■ **Given problem**:
Copy out every line that contains the word "яких".

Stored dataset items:
━━━━━━━━
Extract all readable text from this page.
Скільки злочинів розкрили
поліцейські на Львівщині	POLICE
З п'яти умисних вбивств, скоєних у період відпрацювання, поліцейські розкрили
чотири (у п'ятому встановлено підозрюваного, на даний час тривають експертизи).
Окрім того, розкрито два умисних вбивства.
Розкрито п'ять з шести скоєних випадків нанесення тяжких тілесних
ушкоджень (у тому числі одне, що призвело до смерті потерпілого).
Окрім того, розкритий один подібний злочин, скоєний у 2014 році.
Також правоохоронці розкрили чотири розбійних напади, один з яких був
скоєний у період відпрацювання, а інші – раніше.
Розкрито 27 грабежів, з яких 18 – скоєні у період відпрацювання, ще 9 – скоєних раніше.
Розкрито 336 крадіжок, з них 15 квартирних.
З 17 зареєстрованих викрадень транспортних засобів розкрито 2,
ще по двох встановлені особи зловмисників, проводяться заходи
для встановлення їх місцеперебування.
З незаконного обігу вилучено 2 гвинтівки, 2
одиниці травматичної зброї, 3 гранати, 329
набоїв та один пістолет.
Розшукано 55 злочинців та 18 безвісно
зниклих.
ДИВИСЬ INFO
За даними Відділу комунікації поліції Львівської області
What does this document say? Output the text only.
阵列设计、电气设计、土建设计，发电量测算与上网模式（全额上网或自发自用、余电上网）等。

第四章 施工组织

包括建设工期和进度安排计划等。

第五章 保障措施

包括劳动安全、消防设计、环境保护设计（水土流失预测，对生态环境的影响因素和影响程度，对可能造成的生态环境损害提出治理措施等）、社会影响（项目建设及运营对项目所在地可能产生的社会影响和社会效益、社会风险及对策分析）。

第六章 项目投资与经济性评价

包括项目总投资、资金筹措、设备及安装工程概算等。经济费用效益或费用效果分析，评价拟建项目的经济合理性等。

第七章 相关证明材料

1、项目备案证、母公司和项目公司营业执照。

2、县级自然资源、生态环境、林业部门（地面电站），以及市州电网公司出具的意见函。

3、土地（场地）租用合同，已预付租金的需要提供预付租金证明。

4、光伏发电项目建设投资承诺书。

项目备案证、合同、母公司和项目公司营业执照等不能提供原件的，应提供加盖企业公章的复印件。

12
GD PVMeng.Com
━━━━━━━━
■ **Worked answer**:
Також правоохоронці розкрили чотири розбійних напади, один з яких був
Розкрито 27 грабежів, з яких 18 – скоєні у період відпрацювання, ще 9 – скоєних раніше.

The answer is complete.